[DESCRIPTION OF THE TASK] Every line of the data must be copied exactly.

[RECORDS SHOWN]
---+---

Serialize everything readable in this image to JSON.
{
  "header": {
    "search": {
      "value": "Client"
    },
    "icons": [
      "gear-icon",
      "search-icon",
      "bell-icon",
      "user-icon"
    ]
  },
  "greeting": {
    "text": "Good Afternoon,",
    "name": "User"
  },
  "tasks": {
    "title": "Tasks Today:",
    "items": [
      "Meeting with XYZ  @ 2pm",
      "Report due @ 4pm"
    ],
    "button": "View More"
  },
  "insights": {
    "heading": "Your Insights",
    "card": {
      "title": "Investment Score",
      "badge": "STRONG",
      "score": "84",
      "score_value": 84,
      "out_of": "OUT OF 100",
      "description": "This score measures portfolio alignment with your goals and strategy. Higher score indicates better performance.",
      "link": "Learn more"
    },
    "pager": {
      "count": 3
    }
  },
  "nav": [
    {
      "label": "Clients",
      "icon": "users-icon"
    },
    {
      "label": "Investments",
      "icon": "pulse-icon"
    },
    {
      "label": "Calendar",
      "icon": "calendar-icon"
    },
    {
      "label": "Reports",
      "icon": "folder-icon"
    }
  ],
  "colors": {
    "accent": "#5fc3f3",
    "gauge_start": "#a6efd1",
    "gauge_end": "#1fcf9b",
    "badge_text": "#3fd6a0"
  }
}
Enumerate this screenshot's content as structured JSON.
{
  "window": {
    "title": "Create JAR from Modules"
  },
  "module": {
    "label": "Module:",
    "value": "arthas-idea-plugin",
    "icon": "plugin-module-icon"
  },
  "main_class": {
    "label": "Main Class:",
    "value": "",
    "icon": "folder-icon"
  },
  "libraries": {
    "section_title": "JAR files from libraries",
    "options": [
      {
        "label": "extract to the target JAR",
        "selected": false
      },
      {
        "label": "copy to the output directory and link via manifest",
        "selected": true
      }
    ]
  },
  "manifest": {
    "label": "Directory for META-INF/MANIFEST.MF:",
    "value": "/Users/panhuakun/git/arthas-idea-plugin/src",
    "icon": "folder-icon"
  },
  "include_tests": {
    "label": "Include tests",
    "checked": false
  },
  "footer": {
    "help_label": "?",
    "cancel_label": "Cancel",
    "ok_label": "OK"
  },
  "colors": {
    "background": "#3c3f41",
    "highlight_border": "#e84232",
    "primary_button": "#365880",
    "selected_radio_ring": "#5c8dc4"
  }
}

---+---

[RESPONSE TO THE EXERCISE]
Serialize everything readable in this image to JSON.
{
  "header": {
    "search": {
      "value": "Client"
    },
    "icons": [
      "gear-icon",
      "search-icon",
      "bell-icon",
      "user-icon"
    ]
  },
  "greeting": {
    "text": "Good Afternoon,",
    "name": "User"
  },
  "tasks": {
    "title": "Tasks Today:",
    "items": [
      "Meeting with XYZ  @ 2pm",
      "Report due @ 4pm"
    ],
    "button": "View More"
  },
  "insights": {
    "heading": "Your Insights",
    "card": {
      "title": "Investment Score",
      "badge": "STRONG",
      "score": "84",
      "score_value": 84,
      "out_of": "OUT OF 100",
      "description": "This score measures portfolio alignment with your goals and strategy. Higher score indicates better performance.",
      "link": "Learn more"
    },
    "pager": {
      "count": 3
    }
  },
  "nav": [
    {
      "label": "Clients",
      "icon": "users-icon"
    },
    {
      "label": "Investments",
      "icon": "pulse-icon"
    },
    {
      "label": "Calendar",
      "icon": "calendar-icon"
    },
    {
      "label": "Reports",
      "icon": "folder-icon"
    }
  ],
  "colors": {
    "accent": "#5fc3f3",
    "gauge_start": "#a6efd1",
    "gauge_end": "#1fcf9b",
    "badge_text": "#3fd6a0"
  }
}
Enumerate this screenshot's content as structured JSON.
{
  "window": {
    "title": "Create JAR from Modules"
  },
  "module": {
    "label": "Module:",
    "value": "arthas-idea-plugin",
    "icon": "plugin-module-icon"
  },
  "main_class": {
    "label": "Main Class:",
    "value": "",
    "icon": "folder-icon"
  },
  "libraries": {
    "section_title": "JAR files from libraries",
    "options": [
      {
        "label": "extract to the target JAR",
        "selected": false
      },
      {
        "label": "copy to the output directory and link via manifest",
        "selected": true
      }
    ]
  },
  "manifest": {
    "label": "Directory for META-INF/MANIFEST.MF:",
    "value": "/Users/panhuakun/git/arthas-idea-plugin/src",
    "icon": "folder-icon"
  },
  "include_tests": {
    "label": "Include tests",
    "checked": false
  },
  "footer": {
    "help_label": "?",
    "cancel_label": "Cancel",
    "ok_label": "OK"
  },
  "colors": {
    "background": "#3c3f41",
    "highlight_border": "#e84232",
    "primary_button": "#365880",
    "selected_radio_ring": "#5c8dc4"
  }
}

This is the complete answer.